• _RECORDS FOR THIS EXERCISE_
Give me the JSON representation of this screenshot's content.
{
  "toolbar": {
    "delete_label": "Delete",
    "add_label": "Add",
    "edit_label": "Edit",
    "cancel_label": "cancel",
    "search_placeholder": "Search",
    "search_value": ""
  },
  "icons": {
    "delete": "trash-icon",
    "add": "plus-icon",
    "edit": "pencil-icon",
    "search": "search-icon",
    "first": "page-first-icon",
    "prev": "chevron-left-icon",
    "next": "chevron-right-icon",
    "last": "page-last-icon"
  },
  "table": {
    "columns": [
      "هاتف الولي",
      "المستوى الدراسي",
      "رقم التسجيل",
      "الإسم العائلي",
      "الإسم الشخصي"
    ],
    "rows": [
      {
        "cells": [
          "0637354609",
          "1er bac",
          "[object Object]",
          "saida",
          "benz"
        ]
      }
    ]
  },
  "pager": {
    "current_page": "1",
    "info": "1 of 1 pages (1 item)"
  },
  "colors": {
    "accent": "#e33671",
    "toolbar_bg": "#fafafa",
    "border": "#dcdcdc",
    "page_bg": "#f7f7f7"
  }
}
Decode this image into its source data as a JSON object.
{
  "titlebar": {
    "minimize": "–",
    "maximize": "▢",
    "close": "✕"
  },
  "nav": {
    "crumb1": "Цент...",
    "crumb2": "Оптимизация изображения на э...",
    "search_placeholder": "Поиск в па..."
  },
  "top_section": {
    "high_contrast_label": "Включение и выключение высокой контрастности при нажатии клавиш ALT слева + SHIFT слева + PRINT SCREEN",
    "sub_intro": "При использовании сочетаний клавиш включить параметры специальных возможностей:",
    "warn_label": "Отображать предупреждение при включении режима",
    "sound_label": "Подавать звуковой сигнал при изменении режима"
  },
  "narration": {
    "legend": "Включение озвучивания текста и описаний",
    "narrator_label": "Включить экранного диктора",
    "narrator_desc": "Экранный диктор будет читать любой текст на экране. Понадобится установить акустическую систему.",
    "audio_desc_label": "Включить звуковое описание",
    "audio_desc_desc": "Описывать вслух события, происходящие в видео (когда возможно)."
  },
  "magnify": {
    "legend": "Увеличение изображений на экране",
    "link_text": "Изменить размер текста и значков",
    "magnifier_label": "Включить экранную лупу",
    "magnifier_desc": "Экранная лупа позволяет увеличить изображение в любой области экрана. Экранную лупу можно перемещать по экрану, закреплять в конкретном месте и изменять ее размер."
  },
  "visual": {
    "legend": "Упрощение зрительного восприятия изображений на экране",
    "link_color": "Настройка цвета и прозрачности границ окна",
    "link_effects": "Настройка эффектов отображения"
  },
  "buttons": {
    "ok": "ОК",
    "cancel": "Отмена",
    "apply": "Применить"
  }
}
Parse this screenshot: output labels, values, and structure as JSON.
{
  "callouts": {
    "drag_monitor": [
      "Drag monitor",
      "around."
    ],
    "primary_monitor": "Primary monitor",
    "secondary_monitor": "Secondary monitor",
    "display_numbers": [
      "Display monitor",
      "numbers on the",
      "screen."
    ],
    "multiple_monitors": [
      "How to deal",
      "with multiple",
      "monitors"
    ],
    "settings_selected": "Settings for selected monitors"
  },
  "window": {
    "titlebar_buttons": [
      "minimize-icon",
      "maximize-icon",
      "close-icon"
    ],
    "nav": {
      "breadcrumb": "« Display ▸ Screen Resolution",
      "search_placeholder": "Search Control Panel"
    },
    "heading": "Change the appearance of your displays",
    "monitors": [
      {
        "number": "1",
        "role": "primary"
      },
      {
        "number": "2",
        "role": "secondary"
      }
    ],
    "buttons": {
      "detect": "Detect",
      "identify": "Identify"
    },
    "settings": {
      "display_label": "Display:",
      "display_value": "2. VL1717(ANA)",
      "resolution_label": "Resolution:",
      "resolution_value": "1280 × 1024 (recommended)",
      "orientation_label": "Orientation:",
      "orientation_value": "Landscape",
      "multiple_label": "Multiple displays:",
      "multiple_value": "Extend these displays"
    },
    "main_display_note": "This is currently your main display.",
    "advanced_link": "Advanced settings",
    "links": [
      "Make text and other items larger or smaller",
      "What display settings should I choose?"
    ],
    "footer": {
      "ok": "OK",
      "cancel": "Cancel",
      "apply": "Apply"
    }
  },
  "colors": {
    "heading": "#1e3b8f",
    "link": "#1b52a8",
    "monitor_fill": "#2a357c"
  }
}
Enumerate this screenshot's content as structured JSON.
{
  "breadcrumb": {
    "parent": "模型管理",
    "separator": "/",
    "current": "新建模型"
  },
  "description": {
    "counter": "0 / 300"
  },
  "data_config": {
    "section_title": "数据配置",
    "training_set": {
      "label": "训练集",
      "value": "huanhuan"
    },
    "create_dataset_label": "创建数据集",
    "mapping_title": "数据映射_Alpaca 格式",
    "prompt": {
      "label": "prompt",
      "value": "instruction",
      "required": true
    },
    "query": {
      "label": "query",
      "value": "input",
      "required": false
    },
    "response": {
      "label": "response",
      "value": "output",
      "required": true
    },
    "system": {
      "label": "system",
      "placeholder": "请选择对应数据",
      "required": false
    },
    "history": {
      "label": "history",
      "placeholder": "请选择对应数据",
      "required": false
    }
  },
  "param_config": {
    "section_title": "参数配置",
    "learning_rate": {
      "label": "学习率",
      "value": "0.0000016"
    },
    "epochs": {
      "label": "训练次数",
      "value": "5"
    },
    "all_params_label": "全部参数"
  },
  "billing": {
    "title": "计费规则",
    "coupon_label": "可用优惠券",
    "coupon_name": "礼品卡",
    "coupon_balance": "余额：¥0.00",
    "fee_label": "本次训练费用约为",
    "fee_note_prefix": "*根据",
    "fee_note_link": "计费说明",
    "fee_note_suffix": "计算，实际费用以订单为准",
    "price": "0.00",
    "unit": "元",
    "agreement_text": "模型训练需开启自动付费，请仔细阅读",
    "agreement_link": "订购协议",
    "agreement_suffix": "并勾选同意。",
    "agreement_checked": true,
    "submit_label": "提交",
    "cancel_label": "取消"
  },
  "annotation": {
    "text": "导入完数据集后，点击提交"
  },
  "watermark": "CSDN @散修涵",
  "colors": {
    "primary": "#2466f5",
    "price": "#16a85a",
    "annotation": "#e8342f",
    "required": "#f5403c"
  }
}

• _PROMPT_
Retype all of the entries precisely as they are.

• _EXERCISE SOLUTION_
Give me the JSON representation of this screenshot's content.
{
  "toolbar": {
    "delete_label": "Delete",
    "add_label": "Add",
    "edit_label": "Edit",
    "cancel_label": "cancel",
    "search_placeholder": "Search",
    "search_value": ""
  },
  "icons": {
    "delete": "trash-icon",
    "add": "plus-icon",
    "edit": "pencil-icon",
    "search": "search-icon",
    "first": "page-first-icon",
    "prev": "chevron-left-icon",
    "next": "chevron-right-icon",
    "last": "page-last-icon"
  },
  "table": {
    "columns": [
      "هاتف الولي",
      "المستوى الدراسي",
      "رقم التسجيل",
      "الإسم العائلي",
      "الإسم الشخصي"
    ],
    "rows": [
      {
        "cells": [
          "0637354609",
          "1er bac",
          "[object Object]",
          "saida",
          "benz"
        ]
      }
    ]
  },
  "pager": {
    "current_page": "1",
    "info": "1 of 1 pages (1 item)"
  },
  "colors": {
    "accent": "#e33671",
    "toolbar_bg": "#fafafa",
    "border": "#dcdcdc",
    "page_bg": "#f7f7f7"
  }
}
Decode this image into its source data as a JSON object.
{
  "titlebar": {
    "minimize": "–",
    "maximize": "▢",
    "close": "✕"
  },
  "nav": {
    "crumb1": "Цент...",
    "crumb2": "Оптимизация изображения на э...",
    "search_placeholder": "Поиск в па..."
  },
  "top_section": {
    "high_contrast_label": "Включение и выключение высокой контрастности при нажатии клавиш ALT слева + SHIFT слева + PRINT SCREEN",
    "sub_intro": "При использовании сочетаний клавиш включить параметры специальных возможностей:",
    "warn_label": "Отображать предупреждение при включении режима",
    "sound_label": "Подавать звуковой сигнал при изменении режима"
  },
  "narration": {
    "legend": "Включение озвучивания текста и описаний",
    "narrator_label": "Включить экранного диктора",
    "narrator_desc": "Экранный диктор будет читать любой текст на экране. Понадобится установить акустическую систему.",
    "audio_desc_label": "Включить звуковое описание",
    "audio_desc_desc": "Описывать вслух события, происходящие в видео (когда возможно)."
  },
  "magnify": {
    "legend": "Увеличение изображений на экране",
    "link_text": "Изменить размер текста и значков",
    "magnifier_label": "Включить экранную лупу",
    "magnifier_desc": "Экранная лупа позволяет увеличить изображение в любой области экрана. Экранную лупу можно перемещать по экрану, закреплять в конкретном месте и изменять ее размер."
  },
  "visual": {
    "legend": "Упрощение зрительного восприятия изображений на экране",
    "link_color": "Настройка цвета и прозрачности границ окна",
    "link_effects": "Настройка эффектов отображения"
  },
  "buttons": {
    "ok": "ОК",
    "cancel": "Отмена",
    "apply": "Применить"
  }
}
Parse this screenshot: output labels, values, and structure as JSON.
{
  "callouts": {
    "drag_monitor": [
      "Drag monitor",
      "around."
    ],
    "primary_monitor": "Primary monitor",
    "secondary_monitor": "Secondary monitor",
    "display_numbers": [
      "Display monitor",
      "numbers on the",
      "screen."
    ],
    "multiple_monitors": [
      "How to deal",
      "with multiple",
      "monitors"
    ],
    "settings_selected": "Settings for selected monitors"
  },
  "window": {
    "titlebar_buttons": [
      "minimize-icon",
      "maximize-icon",
      "close-icon"
    ],
    "nav": {
      "breadcrumb": "« Display ▸ Screen Resolution",
      "search_placeholder": "Search Control Panel"
    },
    "heading": "Change the appearance of your displays",
    "monitors": [
      {
        "number": "1",
        "role": "primary"
      },
      {
        "number": "2",
        "role": "secondary"
      }
    ],
    "buttons": {
      "detect": "Detect",
      "identify": "Identify"
    },
    "settings": {
      "display_label": "Display:",
      "display_value": "2. VL1717(ANA)",
      "resolution_label": "Resolution:",
      "resolution_value": "1280 × 1024 (recommended)",
      "orientation_label": "Orientation:",
      "orientation_value": "Landscape",
      "multiple_label": "Multiple displays:",
      "multiple_value": "Extend these displays"
    },
    "main_display_note": "This is currently your main display.",
    "advanced_link": "Advanced settings",
    "links": [
      "Make text and other items larger or smaller",
      "What display settings should I choose?"
    ],
    "footer": {
      "ok": "OK",
      "cancel": "Cancel",
      "apply": "Apply"
    }
  },
  "colors": {
    "heading": "#1e3b8f",
    "link": "#1b52a8",
    "monitor_fill": "#2a357c"
  }
}
Enumerate this screenshot's content as structured JSON.
{
  "breadcrumb": {
    "parent": "模型管理",
    "separator": "/",
    "current": "新建模型"
  },
  "description": {
    "counter": "0 / 300"
  },
  "data_config": {
    "section_title": "数据配置",
    "training_set": {
      "label": "训练集",
      "value": "huanhuan"
    },
    "create_dataset_label": "创建数据集",
    "mapping_title": "数据映射_Alpaca 格式",
    "prompt": {
      "label": "prompt",
      "value": "instruction",
      "required": true
    },
    "query": {
      "label": "query",
      "value": "input",
      "required": false
    },
    "response": {
      "label": "response",
      "value": "output",
      "required": true
    },
    "system": {
      "label": "system",
      "placeholder": "请选择对应数据",
      "required": false
    },
    "history": {
      "label": "history",
      "placeholder": "请选择对应数据",
      "required": false
    }
  },
  "param_config": {
    "section_title": "参数配置",
    "learning_rate": {
      "label": "学习率",
      "value": "0.0000016"
    },
    "epochs": {
      "label": "训练次数",
      "value": "5"
    },
    "all_params_label": "全部参数"
  },
  "billing": {
    "title": "计费规则",
    "coupon_label": "可用优惠券",
    "coupon_name": "礼品卡",
    "coupon_balance": "余额：¥0.00",
    "fee_label": "本次训练费用约为",
    "fee_note_prefix": "*根据",
    "fee_note_link": "计费说明",
    "fee_note_suffix": "计算，实际费用以订单为准",
    "price": "0.00",
    "unit": "元",
    "agreement_text": "模型训练需开启自动付费，请仔细阅读",
    "agreement_link": "订购协议",
    "agreement_suffix": "并勾选同意。",
    "agreement_checked": true,
    "submit_label": "提交",
    "cancel_label": "取消"
  },
  "annotation": {
    "text": "导入完数据集后，点击提交"
  },
  "watermark": "CSDN @散修涵",
  "colors": {
    "primary": "#2466f5",
    "price": "#16a85a",
    "annotation": "#e8342f",
    "required": "#f5403c"
  }
}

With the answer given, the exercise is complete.